▶ GOAL OF THE EXERCISE:
Each entry must be reproduced precisely as it stands.

(Dataset entries)
--- start ---

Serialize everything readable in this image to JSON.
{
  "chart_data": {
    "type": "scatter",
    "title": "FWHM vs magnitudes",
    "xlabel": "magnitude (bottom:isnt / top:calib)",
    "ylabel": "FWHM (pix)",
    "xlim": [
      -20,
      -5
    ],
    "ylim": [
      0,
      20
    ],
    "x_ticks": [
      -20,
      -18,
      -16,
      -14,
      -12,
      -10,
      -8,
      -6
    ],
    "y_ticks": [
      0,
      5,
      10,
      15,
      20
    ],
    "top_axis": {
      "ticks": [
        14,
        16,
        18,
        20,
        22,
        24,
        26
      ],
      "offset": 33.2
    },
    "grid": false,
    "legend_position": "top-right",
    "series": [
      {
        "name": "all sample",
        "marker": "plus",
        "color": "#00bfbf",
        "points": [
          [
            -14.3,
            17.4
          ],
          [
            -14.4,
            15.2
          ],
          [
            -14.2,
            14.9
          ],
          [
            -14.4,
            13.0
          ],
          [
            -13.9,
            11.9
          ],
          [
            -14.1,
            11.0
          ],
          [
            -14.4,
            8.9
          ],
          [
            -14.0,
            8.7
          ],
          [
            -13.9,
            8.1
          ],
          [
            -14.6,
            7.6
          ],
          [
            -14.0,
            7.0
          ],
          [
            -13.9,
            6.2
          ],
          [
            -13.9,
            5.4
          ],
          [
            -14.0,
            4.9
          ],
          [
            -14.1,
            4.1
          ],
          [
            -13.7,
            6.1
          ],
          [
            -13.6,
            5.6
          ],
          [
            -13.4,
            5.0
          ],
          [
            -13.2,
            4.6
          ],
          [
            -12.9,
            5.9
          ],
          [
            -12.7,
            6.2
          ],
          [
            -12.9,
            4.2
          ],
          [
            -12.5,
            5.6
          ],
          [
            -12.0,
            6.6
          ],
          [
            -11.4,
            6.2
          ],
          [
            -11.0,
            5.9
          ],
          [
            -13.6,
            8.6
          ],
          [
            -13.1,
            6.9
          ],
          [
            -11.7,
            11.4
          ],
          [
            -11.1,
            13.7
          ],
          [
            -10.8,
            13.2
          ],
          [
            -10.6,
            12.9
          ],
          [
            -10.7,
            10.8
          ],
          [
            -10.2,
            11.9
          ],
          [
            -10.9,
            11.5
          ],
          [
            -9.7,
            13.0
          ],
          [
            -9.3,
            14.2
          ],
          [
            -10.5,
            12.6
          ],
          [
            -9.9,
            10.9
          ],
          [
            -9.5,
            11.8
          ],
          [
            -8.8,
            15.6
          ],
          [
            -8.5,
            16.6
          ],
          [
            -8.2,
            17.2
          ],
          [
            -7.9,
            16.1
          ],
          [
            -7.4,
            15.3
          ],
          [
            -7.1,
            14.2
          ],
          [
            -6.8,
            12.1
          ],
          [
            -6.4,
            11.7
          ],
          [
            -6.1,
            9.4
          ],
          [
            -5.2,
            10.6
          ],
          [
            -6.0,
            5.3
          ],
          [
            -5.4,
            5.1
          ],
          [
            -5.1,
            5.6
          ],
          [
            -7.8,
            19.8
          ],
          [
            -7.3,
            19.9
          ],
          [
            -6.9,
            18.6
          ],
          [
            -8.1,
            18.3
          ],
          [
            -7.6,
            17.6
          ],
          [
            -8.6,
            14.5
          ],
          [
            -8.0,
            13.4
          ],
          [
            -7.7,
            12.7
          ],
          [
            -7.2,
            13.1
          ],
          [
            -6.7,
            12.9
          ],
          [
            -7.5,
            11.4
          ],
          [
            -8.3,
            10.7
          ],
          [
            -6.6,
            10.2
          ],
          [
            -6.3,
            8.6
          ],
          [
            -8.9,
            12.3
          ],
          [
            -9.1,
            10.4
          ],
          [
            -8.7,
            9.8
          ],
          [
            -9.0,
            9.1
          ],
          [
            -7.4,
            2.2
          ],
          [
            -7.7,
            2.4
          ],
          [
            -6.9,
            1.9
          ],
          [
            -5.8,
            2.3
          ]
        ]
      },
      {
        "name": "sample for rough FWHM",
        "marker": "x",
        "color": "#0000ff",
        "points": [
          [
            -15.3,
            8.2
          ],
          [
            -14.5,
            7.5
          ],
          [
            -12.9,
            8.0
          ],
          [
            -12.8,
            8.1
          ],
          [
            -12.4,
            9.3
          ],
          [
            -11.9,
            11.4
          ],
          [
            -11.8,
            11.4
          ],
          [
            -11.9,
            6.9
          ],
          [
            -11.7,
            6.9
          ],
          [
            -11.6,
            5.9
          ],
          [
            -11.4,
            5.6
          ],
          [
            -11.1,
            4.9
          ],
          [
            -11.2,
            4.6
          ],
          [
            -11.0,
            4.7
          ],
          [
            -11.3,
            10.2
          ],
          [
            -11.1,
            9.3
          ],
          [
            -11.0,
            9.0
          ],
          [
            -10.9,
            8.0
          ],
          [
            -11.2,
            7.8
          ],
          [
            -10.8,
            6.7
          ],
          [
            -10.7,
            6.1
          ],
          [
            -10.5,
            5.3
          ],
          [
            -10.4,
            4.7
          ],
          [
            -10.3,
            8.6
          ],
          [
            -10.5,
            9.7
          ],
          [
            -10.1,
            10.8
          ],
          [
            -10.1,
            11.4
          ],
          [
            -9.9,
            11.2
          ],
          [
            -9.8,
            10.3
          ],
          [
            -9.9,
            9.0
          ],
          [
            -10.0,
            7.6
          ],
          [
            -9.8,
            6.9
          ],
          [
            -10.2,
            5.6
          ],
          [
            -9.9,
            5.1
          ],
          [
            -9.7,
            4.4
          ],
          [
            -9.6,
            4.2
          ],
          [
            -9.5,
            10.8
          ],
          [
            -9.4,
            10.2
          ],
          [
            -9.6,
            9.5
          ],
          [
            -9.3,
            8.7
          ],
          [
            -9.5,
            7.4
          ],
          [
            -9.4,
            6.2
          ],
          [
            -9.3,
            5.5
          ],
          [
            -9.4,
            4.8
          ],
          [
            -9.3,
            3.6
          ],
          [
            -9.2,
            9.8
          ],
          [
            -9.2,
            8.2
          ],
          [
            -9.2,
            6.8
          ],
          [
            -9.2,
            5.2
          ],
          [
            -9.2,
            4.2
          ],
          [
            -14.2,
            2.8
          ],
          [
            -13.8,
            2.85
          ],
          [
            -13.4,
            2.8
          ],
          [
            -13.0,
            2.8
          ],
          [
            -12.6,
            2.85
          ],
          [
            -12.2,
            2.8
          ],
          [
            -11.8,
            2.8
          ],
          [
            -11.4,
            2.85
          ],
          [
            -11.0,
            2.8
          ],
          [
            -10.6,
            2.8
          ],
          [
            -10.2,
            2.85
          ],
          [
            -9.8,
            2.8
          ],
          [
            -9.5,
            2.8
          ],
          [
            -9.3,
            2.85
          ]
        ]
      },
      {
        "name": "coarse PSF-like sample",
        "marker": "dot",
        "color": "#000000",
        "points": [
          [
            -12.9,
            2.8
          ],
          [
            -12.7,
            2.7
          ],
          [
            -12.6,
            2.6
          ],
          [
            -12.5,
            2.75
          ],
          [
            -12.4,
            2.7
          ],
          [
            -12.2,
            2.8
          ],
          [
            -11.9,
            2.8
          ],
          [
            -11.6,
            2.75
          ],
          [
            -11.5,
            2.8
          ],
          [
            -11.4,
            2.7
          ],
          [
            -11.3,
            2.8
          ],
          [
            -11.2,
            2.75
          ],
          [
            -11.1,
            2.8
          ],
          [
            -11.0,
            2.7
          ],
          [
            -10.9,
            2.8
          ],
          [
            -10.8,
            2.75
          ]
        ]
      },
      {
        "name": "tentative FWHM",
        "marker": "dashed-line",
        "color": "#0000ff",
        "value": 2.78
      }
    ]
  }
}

--- end ---

▶ ANSWER TO THE PROBLEM:
Serialize everything readable in this image to JSON.
{
  "chart_data": {
    "type": "scatter",
    "title": "FWHM vs magnitudes",
    "xlabel": "magnitude (bottom:isnt / top:calib)",
    "ylabel": "FWHM (pix)",
    "xlim": [
      -20,
      -5
    ],
    "ylim": [
      0,
      20
    ],
    "x_ticks": [
      -20,
      -18,
      -16,
      -14,
      -12,
      -10,
      -8,
      -6
    ],
    "y_ticks": [
      0,
      5,
      10,
      15,
      20
    ],
    "top_axis": {
      "ticks": [
        14,
        16,
        18,
        20,
        22,
        24,
        26
      ],
      "offset": 33.2
    },
    "grid": false,
    "legend_position": "top-right",
    "series": [
      {
        "name": "all sample",
        "marker": "plus",
        "color": "#00bfbf",
        "points": [
          [
            -14.3,
            17.4
          ],
          [
            -14.4,
            15.2
          ],
          [
            -14.2,
            14.9
          ],
          [
            -14.4,
            13.0
          ],
          [
            -13.9,
            11.9
          ],
          [
            -14.1,
            11.0
          ],
          [
            -14.4,
            8.9
          ],
          [
            -14.0,
            8.7
          ],
          [
            -13.9,
            8.1
          ],
          [
            -14.6,
            7.6
          ],
          [
            -14.0,
            7.0
          ],
          [
            -13.9,
            6.2
          ],
          [
            -13.9,
            5.4
          ],
          [
            -14.0,
            4.9
          ],
          [
            -14.1,
            4.1
          ],
          [
            -13.7,
            6.1
          ],
          [
            -13.6,
            5.6
          ],
          [
            -13.4,
            5.0
          ],
          [
            -13.2,
            4.6
          ],
          [
            -12.9,
            5.9
          ],
          [
            -12.7,
            6.2
          ],
          [
            -12.9,
            4.2
          ],
          [
            -12.5,
            5.6
          ],
          [
            -12.0,
            6.6
          ],
          [
            -11.4,
            6.2
          ],
          [
            -11.0,
            5.9
          ],
          [
            -13.6,
            8.6
          ],
          [
            -13.1,
            6.9
          ],
          [
            -11.7,
            11.4
          ],
          [
            -11.1,
            13.7
          ],
          [
            -10.8,
            13.2
          ],
          [
            -10.6,
            12.9
          ],
          [
            -10.7,
            10.8
          ],
          [
            -10.2,
            11.9
          ],
          [
            -10.9,
            11.5
          ],
          [
            -9.7,
            13.0
          ],
          [
            -9.3,
            14.2
          ],
          [
            -10.5,
            12.6
          ],
          [
            -9.9,
            10.9
          ],
          [
            -9.5,
            11.8
          ],
          [
            -8.8,
            15.6
          ],
          [
            -8.5,
            16.6
          ],
          [
            -8.2,
            17.2
          ],
          [
            -7.9,
            16.1
          ],
          [
            -7.4,
            15.3
          ],
          [
            -7.1,
            14.2
          ],
          [
            -6.8,
            12.1
          ],
          [
            -6.4,
            11.7
          ],
          [
            -6.1,
            9.4
          ],
          [
            -5.2,
            10.6
          ],
          [
            -6.0,
            5.3
          ],
          [
            -5.4,
            5.1
          ],
          [
            -5.1,
            5.6
          ],
          [
            -7.8,
            19.8
          ],
          [
            -7.3,
            19.9
          ],
          [
            -6.9,
            18.6
          ],
          [
            -8.1,
            18.3
          ],
          [
            -7.6,
            17.6
          ],
          [
            -8.6,
            14.5
          ],
          [
            -8.0,
            13.4
          ],
          [
            -7.7,
            12.7
          ],
          [
            -7.2,
            13.1
          ],
          [
            -6.7,
            12.9
          ],
          [
            -7.5,
            11.4
          ],
          [
            -8.3,
            10.7
          ],
          [
            -6.6,
            10.2
          ],
          [
            -6.3,
            8.6
          ],
          [
            -8.9,
            12.3
          ],
          [
            -9.1,
            10.4
          ],
          [
            -8.7,
            9.8
          ],
          [
            -9.0,
            9.1
          ],
          [
            -7.4,
            2.2
          ],
          [
            -7.7,
            2.4
          ],
          [
            -6.9,
            1.9
          ],
          [
            -5.8,
            2.3
          ]
        ]
      },
      {
        "name": "sample for rough FWHM",
        "marker": "x",
        "color": "#0000ff",
        "points": [
          [
            -15.3,
            8.2
          ],
          [
            -14.5,
            7.5
          ],
          [
            -12.9,
            8.0
          ],
          [
            -12.8,
            8.1
          ],
          [
            -12.4,
            9.3
          ],
          [
            -11.9,
            11.4
          ],
          [
            -11.8,
            11.4
          ],
          [
            -11.9,
            6.9
          ],
          [
            -11.7,
            6.9
          ],
          [
            -11.6,
            5.9
          ],
          [
            -11.4,
            5.6
          ],
          [
            -11.1,
            4.9
          ],
          [
            -11.2,
            4.6
          ],
          [
            -11.0,
            4.7
          ],
          [
            -11.3,
            10.2
          ],
          [
            -11.1,
            9.3
          ],
          [
            -11.0,
            9.0
          ],
          [
            -10.9,
            8.0
          ],
          [
            -11.2,
            7.8
          ],
          [
            -10.8,
            6.7
          ],
          [
            -10.7,
            6.1
          ],
          [
            -10.5,
            5.3
          ],
          [
            -10.4,
            4.7
          ],
          [
            -10.3,
            8.6
          ],
          [
            -10.5,
            9.7
          ],
          [
            -10.1,
            10.8
          ],
          [
            -10.1,
            11.4
          ],
          [
            -9.9,
            11.2
          ],
          [
            -9.8,
            10.3
          ],
          [
            -9.9,
            9.0
          ],
          [
            -10.0,
            7.6
          ],
          [
            -9.8,
            6.9
          ],
          [
            -10.2,
            5.6
          ],
          [
            -9.9,
            5.1
          ],
          [
            -9.7,
            4.4
          ],
          [
            -9.6,
            4.2
          ],
          [
            -9.5,
            10.8
          ],
          [
            -9.4,
            10.2
          ],
          [
            -9.6,
            9.5
          ],
          [
            -9.3,
            8.7
          ],
          [
            -9.5,
            7.4
          ],
          [
            -9.4,
            6.2
          ],
          [
            -9.3,
            5.5
          ],
          [
            -9.4,
            4.8
          ],
          [
            -9.3,
            3.6
          ],
          [
            -9.2,
            9.8
          ],
          [
            -9.2,
            8.2
          ],
          [
            -9.2,
            6.8
          ],
          [
            -9.2,
            5.2
          ],
          [
            -9.2,
            4.2
          ],
          [
            -14.2,
            2.8
          ],
          [
            -13.8,
            2.85
          ],
          [
            -13.4,
            2.8
          ],
          [
            -13.0,
            2.8
          ],
          [
            -12.6,
            2.85
          ],
          [
            -12.2,
            2.8
          ],
          [
            -11.8,
            2.8
          ],
          [
            -11.4,
            2.85
          ],
          [
            -11.0,
            2.8
          ],
          [
            -10.6,
            2.8
          ],
          [
            -10.2,
            2.85
          ],
          [
            -9.8,
            2.8
          ],
          [
            -9.5,
            2.8
          ],
          [
            -9.3,
            2.85
          ]
        ]
      },
      {
        "name": "coarse PSF-like sample",
        "marker": "dot",
        "color": "#000000",
        "points": [
          [
            -12.9,
            2.8
          ],
          [
            -12.7,
            2.7
          ],
          [
            -12.6,
            2.6
          ],
          [
            -12.5,
            2.75
          ],
          [
            -12.4,
            2.7
          ],
          [
            -12.2,
            2.8
          ],
          [
            -11.9,
            2.8
          ],
          [
            -11.6,
            2.75
          ],
          [
            -11.5,
            2.8
          ],
          [
            -11.4,
            2.7
          ],
          [
            -11.3,
            2.8
          ],
          [
            -11.2,
            2.75
          ],
          [
            -11.1,
            2.8
          ],
          [
            -11.0,
            2.7
          ],
          [
            -10.9,
            2.8
          ],
          [
            -10.8,
            2.75
          ]
        ]
      },
      {
        "name": "tentative FWHM",
        "marker": "dashed-line",
        "color": "#0000ff",
        "value": 2.78
      }
    ]
  }
}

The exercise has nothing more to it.